## PROBLEM REQUIREMENTS
Reproduce the records below in full and word for word, excluding pictures.

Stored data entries
▶
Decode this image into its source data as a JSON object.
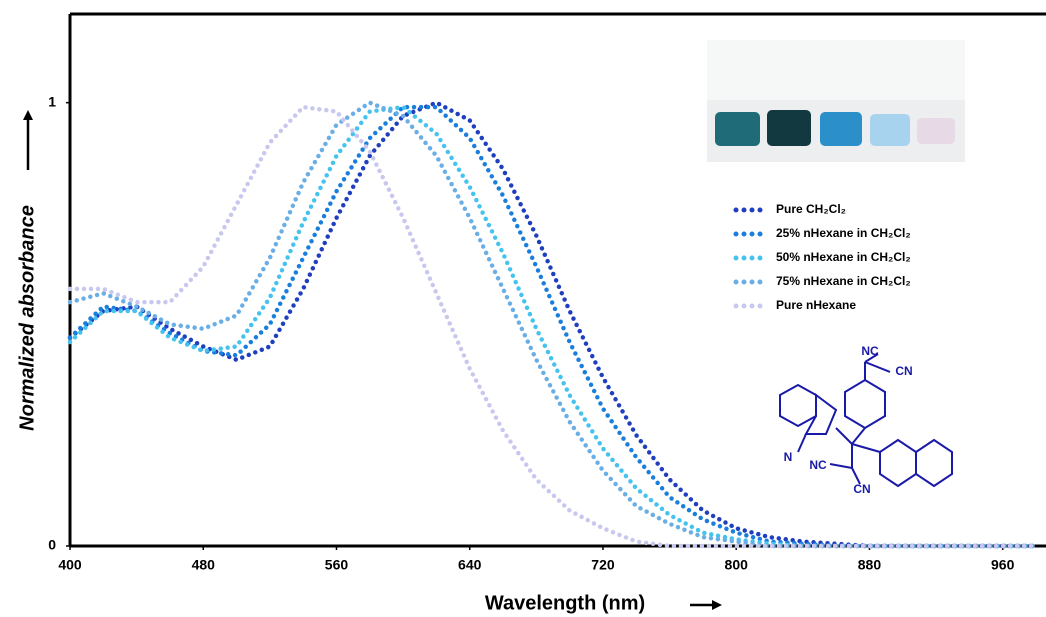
{
  "chart_data": {
    "type": "line",
    "x_label": "Wavelength (nm)",
    "y_label": "Normalized absorbance",
    "x": [
      400,
      420,
      440,
      460,
      480,
      500,
      520,
      540,
      560,
      580,
      600,
      620,
      640,
      660,
      680,
      700,
      720,
      740,
      760,
      780,
      800,
      820,
      840,
      860,
      880,
      900,
      920,
      940,
      960,
      980
    ],
    "series": [
      {
        "name": "Pure CH₂Cl₂",
        "color": "#1f3fbf",
        "values": [
          0.47,
          0.53,
          0.54,
          0.49,
          0.45,
          0.42,
          0.45,
          0.58,
          0.74,
          0.88,
          0.97,
          1.0,
          0.96,
          0.85,
          0.7,
          0.53,
          0.38,
          0.25,
          0.15,
          0.08,
          0.04,
          0.02,
          0.01,
          0.005,
          0,
          0,
          0,
          0,
          0,
          0
        ]
      },
      {
        "name": "25% nHexane in CH₂Cl₂",
        "color": "#1a7fdc",
        "values": [
          0.47,
          0.54,
          0.53,
          0.48,
          0.44,
          0.43,
          0.5,
          0.65,
          0.8,
          0.92,
          0.99,
          0.99,
          0.92,
          0.79,
          0.63,
          0.46,
          0.31,
          0.2,
          0.11,
          0.06,
          0.03,
          0.01,
          0.005,
          0,
          0,
          0,
          0,
          0,
          0,
          0
        ]
      },
      {
        "name": "50% nHexane in CH₂Cl₂",
        "color": "#45c3ee",
        "values": [
          0.46,
          0.53,
          0.53,
          0.47,
          0.44,
          0.45,
          0.56,
          0.73,
          0.88,
          0.98,
          0.99,
          0.93,
          0.81,
          0.66,
          0.49,
          0.34,
          0.22,
          0.13,
          0.07,
          0.03,
          0.015,
          0.005,
          0,
          0,
          0,
          0,
          0,
          0,
          0,
          0
        ]
      },
      {
        "name": "75% nHexane in CH₂Cl₂",
        "color": "#6aaee6",
        "values": [
          0.55,
          0.57,
          0.54,
          0.5,
          0.49,
          0.52,
          0.65,
          0.82,
          0.95,
          1.0,
          0.97,
          0.88,
          0.74,
          0.58,
          0.42,
          0.28,
          0.17,
          0.09,
          0.05,
          0.02,
          0.01,
          0,
          0,
          0,
          0,
          0,
          0,
          0,
          0,
          0
        ]
      },
      {
        "name": "Pure nHexane",
        "color": "#c8c8ef",
        "values": [
          0.58,
          0.58,
          0.55,
          0.55,
          0.63,
          0.77,
          0.91,
          0.99,
          0.98,
          0.89,
          0.74,
          0.57,
          0.4,
          0.26,
          0.15,
          0.08,
          0.04,
          0.01,
          0,
          0,
          0,
          0,
          0,
          0,
          0,
          0,
          0,
          0,
          0,
          0
        ]
      }
    ],
    "xlim": [
      400,
      986
    ],
    "ylim": [
      0,
      1.2
    ],
    "xticks": [
      400,
      480,
      560,
      640,
      720,
      800,
      880,
      960
    ],
    "yticks": [
      0,
      1
    ],
    "grid": false,
    "legend": "upper right",
    "molecule_labels": [
      "NC",
      "CN",
      "N",
      "NC",
      "CN"
    ]
  }
}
◀
## WRITTEN ANSWER
Decode this image into its source data as a JSON object.
{
  "chart_data": {
    "type": "line",
    "x_label": "Wavelength (nm)",
    "y_label": "Normalized absorbance",
    "x": [
      400,
      420,
      440,
      460,
      480,
      500,
      520,
      540,
      560,
      580,
      600,
      620,
      640,
      660,
      680,
      700,
      720,
      740,
      760,
      780,
      800,
      820,
      840,
      860,
      880,
      900,
      920,
      940,
      960,
      980
    ],
    "series": [
      {
        "name": "Pure CH₂Cl₂",
        "color": "#1f3fbf",
        "values": [
          0.47,
          0.53,
          0.54,
          0.49,
          0.45,
          0.42,
          0.45,
          0.58,
          0.74,
          0.88,
          0.97,
          1.0,
          0.96,
          0.85,
          0.7,
          0.53,
          0.38,
          0.25,
          0.15,
          0.08,
          0.04,
          0.02,
          0.01,
          0.005,
          0,
          0,
          0,
          0,
          0,
          0
        ]
      },
      {
        "name": "25% nHexane in CH₂Cl₂",
        "color": "#1a7fdc",
        "values": [
          0.47,
          0.54,
          0.53,
          0.48,
          0.44,
          0.43,
          0.5,
          0.65,
          0.8,
          0.92,
          0.99,
          0.99,
          0.92,
          0.79,
          0.63,
          0.46,
          0.31,
          0.2,
          0.11,
          0.06,
          0.03,
          0.01,
          0.005,
          0,
          0,
          0,
          0,
          0,
          0,
          0
        ]
      },
      {
        "name": "50% nHexane in CH₂Cl₂",
        "color": "#45c3ee",
        "values": [
          0.46,
          0.53,
          0.53,
          0.47,
          0.44,
          0.45,
          0.56,
          0.73,
          0.88,
          0.98,
          0.99,
          0.93,
          0.81,
          0.66,
          0.49,
          0.34,
          0.22,
          0.13,
          0.07,
          0.03,
          0.015,
          0.005,
          0,
          0,
          0,
          0,
          0,
          0,
          0,
          0
        ]
      },
      {
        "name": "75% nHexane in CH₂Cl₂",
        "color": "#6aaee6",
        "values": [
          0.55,
          0.57,
          0.54,
          0.5,
          0.49,
          0.52,
          0.65,
          0.82,
          0.95,
          1.0,
          0.97,
          0.88,
          0.74,
          0.58,
          0.42,
          0.28,
          0.17,
          0.09,
          0.05,
          0.02,
          0.01,
          0,
          0,
          0,
          0,
          0,
          0,
          0,
          0,
          0
        ]
      },
      {
        "name": "Pure nHexane",
        "color": "#c8c8ef",
        "values": [
          0.58,
          0.58,
          0.55,
          0.55,
          0.63,
          0.77,
          0.91,
          0.99,
          0.98,
          0.89,
          0.74,
          0.57,
          0.4,
          0.26,
          0.15,
          0.08,
          0.04,
          0.01,
          0,
          0,
          0,
          0,
          0,
          0,
          0,
          0,
          0,
          0,
          0,
          0
        ]
      }
    ],
    "xlim": [
      400,
      986
    ],
    "ylim": [
      0,
      1.2
    ],
    "xticks": [
      400,
      480,
      560,
      640,
      720,
      800,
      880,
      960
    ],
    "yticks": [
      0,
      1
    ],
    "grid": false,
    "legend": "upper right",
    "molecule_labels": [
      "NC",
      "CN",
      "N",
      "NC",
      "CN"
    ]
  }
}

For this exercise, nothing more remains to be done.